Task to carry out :: Quote the whole listing word for word, please.

(Stored entries)
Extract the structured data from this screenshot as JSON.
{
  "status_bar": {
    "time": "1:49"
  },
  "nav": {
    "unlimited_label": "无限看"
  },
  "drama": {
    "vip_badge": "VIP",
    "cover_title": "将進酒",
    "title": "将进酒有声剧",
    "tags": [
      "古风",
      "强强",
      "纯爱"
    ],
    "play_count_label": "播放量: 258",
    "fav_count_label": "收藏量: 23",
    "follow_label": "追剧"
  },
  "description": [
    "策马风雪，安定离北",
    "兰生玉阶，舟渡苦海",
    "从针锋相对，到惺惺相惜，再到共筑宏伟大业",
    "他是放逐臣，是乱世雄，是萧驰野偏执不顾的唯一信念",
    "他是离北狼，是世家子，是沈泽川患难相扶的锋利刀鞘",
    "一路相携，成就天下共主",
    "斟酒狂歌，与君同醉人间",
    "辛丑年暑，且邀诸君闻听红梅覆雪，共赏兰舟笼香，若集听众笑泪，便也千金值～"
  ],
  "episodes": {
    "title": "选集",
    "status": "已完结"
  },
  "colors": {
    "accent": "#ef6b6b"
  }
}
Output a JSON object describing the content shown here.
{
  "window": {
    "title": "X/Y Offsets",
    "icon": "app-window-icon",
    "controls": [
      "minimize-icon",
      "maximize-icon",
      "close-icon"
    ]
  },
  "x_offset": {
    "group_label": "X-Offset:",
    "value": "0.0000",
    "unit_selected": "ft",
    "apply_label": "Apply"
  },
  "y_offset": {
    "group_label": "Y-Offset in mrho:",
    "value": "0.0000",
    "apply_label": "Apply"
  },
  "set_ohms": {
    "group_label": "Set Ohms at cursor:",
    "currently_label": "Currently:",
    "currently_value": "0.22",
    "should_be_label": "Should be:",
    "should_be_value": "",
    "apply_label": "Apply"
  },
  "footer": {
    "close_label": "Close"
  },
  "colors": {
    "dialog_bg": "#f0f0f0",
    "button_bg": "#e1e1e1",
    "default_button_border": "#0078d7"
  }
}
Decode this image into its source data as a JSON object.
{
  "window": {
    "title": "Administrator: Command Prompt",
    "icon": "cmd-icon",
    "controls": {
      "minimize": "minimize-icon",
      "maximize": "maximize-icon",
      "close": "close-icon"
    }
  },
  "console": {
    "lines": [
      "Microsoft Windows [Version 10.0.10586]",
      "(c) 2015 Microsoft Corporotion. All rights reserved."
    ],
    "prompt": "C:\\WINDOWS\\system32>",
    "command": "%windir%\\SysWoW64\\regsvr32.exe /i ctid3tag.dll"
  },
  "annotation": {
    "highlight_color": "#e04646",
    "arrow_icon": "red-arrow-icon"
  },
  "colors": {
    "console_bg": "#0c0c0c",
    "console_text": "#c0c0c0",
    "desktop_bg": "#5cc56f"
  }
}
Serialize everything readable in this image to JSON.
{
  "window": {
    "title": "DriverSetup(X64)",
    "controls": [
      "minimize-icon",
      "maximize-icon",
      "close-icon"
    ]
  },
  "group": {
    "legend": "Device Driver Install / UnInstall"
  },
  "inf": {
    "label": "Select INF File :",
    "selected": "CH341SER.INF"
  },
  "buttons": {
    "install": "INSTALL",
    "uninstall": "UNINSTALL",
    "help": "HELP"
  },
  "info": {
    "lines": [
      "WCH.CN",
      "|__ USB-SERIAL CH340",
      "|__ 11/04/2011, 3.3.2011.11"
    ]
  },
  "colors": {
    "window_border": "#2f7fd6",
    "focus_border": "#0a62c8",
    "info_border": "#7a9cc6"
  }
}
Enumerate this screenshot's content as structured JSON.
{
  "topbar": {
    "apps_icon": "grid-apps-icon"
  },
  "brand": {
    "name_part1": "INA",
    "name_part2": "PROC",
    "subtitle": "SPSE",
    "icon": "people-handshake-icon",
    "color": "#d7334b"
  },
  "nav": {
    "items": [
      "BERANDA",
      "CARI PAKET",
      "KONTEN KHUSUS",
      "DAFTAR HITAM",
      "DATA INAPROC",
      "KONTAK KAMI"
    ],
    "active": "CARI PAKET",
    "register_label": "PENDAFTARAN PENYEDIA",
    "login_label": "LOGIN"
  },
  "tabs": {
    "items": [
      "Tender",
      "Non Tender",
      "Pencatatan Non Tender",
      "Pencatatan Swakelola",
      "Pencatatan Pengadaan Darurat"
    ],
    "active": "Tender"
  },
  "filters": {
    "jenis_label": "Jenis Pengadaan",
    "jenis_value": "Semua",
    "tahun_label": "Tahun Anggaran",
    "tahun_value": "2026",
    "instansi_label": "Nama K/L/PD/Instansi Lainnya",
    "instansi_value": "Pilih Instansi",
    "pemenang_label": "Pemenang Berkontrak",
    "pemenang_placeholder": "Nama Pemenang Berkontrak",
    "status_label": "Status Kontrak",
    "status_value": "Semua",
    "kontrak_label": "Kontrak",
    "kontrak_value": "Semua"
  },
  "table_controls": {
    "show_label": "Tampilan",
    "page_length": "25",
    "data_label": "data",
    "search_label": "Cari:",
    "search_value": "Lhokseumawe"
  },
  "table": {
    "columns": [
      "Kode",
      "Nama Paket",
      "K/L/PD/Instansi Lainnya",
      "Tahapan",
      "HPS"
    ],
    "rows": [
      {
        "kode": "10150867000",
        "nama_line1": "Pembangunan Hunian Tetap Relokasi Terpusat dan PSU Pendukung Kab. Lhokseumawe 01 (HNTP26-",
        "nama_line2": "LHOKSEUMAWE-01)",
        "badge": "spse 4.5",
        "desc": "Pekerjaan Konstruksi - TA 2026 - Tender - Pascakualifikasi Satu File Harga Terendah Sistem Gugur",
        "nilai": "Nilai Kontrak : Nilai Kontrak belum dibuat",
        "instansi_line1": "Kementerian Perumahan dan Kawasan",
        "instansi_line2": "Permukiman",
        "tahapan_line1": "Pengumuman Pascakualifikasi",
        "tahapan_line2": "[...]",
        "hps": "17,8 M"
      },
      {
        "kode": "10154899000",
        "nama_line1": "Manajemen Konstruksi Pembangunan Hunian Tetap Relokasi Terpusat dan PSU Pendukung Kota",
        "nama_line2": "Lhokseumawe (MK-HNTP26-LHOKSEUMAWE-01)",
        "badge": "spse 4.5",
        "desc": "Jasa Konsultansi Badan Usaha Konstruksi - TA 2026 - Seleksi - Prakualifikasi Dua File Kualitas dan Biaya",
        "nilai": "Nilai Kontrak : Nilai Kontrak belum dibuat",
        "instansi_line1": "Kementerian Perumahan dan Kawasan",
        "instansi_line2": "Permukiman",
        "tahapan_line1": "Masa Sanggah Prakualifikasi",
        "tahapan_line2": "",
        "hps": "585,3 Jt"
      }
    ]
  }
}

Task solution ::
Extract the structured data from this screenshot as JSON.
{
  "status_bar": {
    "time": "1:49"
  },
  "nav": {
    "unlimited_label": "无限看"
  },
  "drama": {
    "vip_badge": "VIP",
    "cover_title": "将進酒",
    "title": "将进酒有声剧",
    "tags": [
      "古风",
      "强强",
      "纯爱"
    ],
    "play_count_label": "播放量: 258",
    "fav_count_label": "收藏量: 23",
    "follow_label": "追剧"
  },
  "description": [
    "策马风雪，安定离北",
    "兰生玉阶，舟渡苦海",
    "从针锋相对，到惺惺相惜，再到共筑宏伟大业",
    "他是放逐臣，是乱世雄，是萧驰野偏执不顾的唯一信念",
    "他是离北狼，是世家子，是沈泽川患难相扶的锋利刀鞘",
    "一路相携，成就天下共主",
    "斟酒狂歌，与君同醉人间",
    "辛丑年暑，且邀诸君闻听红梅覆雪，共赏兰舟笼香，若集听众笑泪，便也千金值～"
  ],
  "episodes": {
    "title": "选集",
    "status": "已完结"
  },
  "colors": {
    "accent": "#ef6b6b"
  }
}
Output a JSON object describing the content shown here.
{
  "window": {
    "title": "X/Y Offsets",
    "icon": "app-window-icon",
    "controls": [
      "minimize-icon",
      "maximize-icon",
      "close-icon"
    ]
  },
  "x_offset": {
    "group_label": "X-Offset:",
    "value": "0.0000",
    "unit_selected": "ft",
    "apply_label": "Apply"
  },
  "y_offset": {
    "group_label": "Y-Offset in mrho:",
    "value": "0.0000",
    "apply_label": "Apply"
  },
  "set_ohms": {
    "group_label": "Set Ohms at cursor:",
    "currently_label": "Currently:",
    "currently_value": "0.22",
    "should_be_label": "Should be:",
    "should_be_value": "",
    "apply_label": "Apply"
  },
  "footer": {
    "close_label": "Close"
  },
  "colors": {
    "dialog_bg": "#f0f0f0",
    "button_bg": "#e1e1e1",
    "default_button_border": "#0078d7"
  }
}
Decode this image into its source data as a JSON object.
{
  "window": {
    "title": "Administrator: Command Prompt",
    "icon": "cmd-icon",
    "controls": {
      "minimize": "minimize-icon",
      "maximize": "maximize-icon",
      "close": "close-icon"
    }
  },
  "console": {
    "lines": [
      "Microsoft Windows [Version 10.0.10586]",
      "(c) 2015 Microsoft Corporotion. All rights reserved."
    ],
    "prompt": "C:\\WINDOWS\\system32>",
    "command": "%windir%\\SysWoW64\\regsvr32.exe /i ctid3tag.dll"
  },
  "annotation": {
    "highlight_color": "#e04646",
    "arrow_icon": "red-arrow-icon"
  },
  "colors": {
    "console_bg": "#0c0c0c",
    "console_text": "#c0c0c0",
    "desktop_bg": "#5cc56f"
  }
}
Serialize everything readable in this image to JSON.
{
  "window": {
    "title": "DriverSetup(X64)",
    "controls": [
      "minimize-icon",
      "maximize-icon",
      "close-icon"
    ]
  },
  "group": {
    "legend": "Device Driver Install / UnInstall"
  },
  "inf": {
    "label": "Select INF File :",
    "selected": "CH341SER.INF"
  },
  "buttons": {
    "install": "INSTALL",
    "uninstall": "UNINSTALL",
    "help": "HELP"
  },
  "info": {
    "lines": [
      "WCH.CN",
      "|__ USB-SERIAL CH340",
      "|__ 11/04/2011, 3.3.2011.11"
    ]
  },
  "colors": {
    "window_border": "#2f7fd6",
    "focus_border": "#0a62c8",
    "info_border": "#7a9cc6"
  }
}
Enumerate this screenshot's content as structured JSON.
{
  "topbar": {
    "apps_icon": "grid-apps-icon"
  },
  "brand": {
    "name_part1": "INA",
    "name_part2": "PROC",
    "subtitle": "SPSE",
    "icon": "people-handshake-icon",
    "color": "#d7334b"
  },
  "nav": {
    "items": [
      "BERANDA",
      "CARI PAKET",
      "KONTEN KHUSUS",
      "DAFTAR HITAM",
      "DATA INAPROC",
      "KONTAK KAMI"
    ],
    "active": "CARI PAKET",
    "register_label": "PENDAFTARAN PENYEDIA",
    "login_label": "LOGIN"
  },
  "tabs": {
    "items": [
      "Tender",
      "Non Tender",
      "Pencatatan Non Tender",
      "Pencatatan Swakelola",
      "Pencatatan Pengadaan Darurat"
    ],
    "active": "Tender"
  },
  "filters": {
    "jenis_label": "Jenis Pengadaan",
    "jenis_value": "Semua",
    "tahun_label": "Tahun Anggaran",
    "tahun_value": "2026",
    "instansi_label": "Nama K/L/PD/Instansi Lainnya",
    "instansi_value": "Pilih Instansi",
    "pemenang_label": "Pemenang Berkontrak",
    "pemenang_placeholder": "Nama Pemenang Berkontrak",
    "status_label": "Status Kontrak",
    "status_value": "Semua",
    "kontrak_label": "Kontrak",
    "kontrak_value": "Semua"
  },
  "table_controls": {
    "show_label": "Tampilan",
    "page_length": "25",
    "data_label": "data",
    "search_label": "Cari:",
    "search_value": "Lhokseumawe"
  },
  "table": {
    "columns": [
      "Kode",
      "Nama Paket",
      "K/L/PD/Instansi Lainnya",
      "Tahapan",
      "HPS"
    ],
    "rows": [
      {
        "kode": "10150867000",
        "nama_line1": "Pembangunan Hunian Tetap Relokasi Terpusat dan PSU Pendukung Kab. Lhokseumawe 01 (HNTP26-",
        "nama_line2": "LHOKSEUMAWE-01)",
        "badge": "spse 4.5",
        "desc": "Pekerjaan Konstruksi - TA 2026 - Tender - Pascakualifikasi Satu File Harga Terendah Sistem Gugur",
        "nilai": "Nilai Kontrak : Nilai Kontrak belum dibuat",
        "instansi_line1": "Kementerian Perumahan dan Kawasan",
        "instansi_line2": "Permukiman",
        "tahapan_line1": "Pengumuman Pascakualifikasi",
        "tahapan_line2": "[...]",
        "hps": "17,8 M"
      },
      {
        "kode": "10154899000",
        "nama_line1": "Manajemen Konstruksi Pembangunan Hunian Tetap Relokasi Terpusat dan PSU Pendukung Kota",
        "nama_line2": "Lhokseumawe (MK-HNTP26-LHOKSEUMAWE-01)",
        "badge": "spse 4.5",
        "desc": "Jasa Konsultansi Badan Usaha Konstruksi - TA 2026 - Seleksi - Prakualifikasi Dua File Kualitas dan Biaya",
        "nilai": "Nilai Kontrak : Nilai Kontrak belum dibuat",
        "instansi_line1": "Kementerian Perumahan dan Kawasan",
        "instansi_line2": "Permukiman",
        "tahapan_line1": "Masa Sanggah Prakualifikasi",
        "tahapan_line2": "",
        "hps": "585,3 Jt"
      }
    ]
  }
}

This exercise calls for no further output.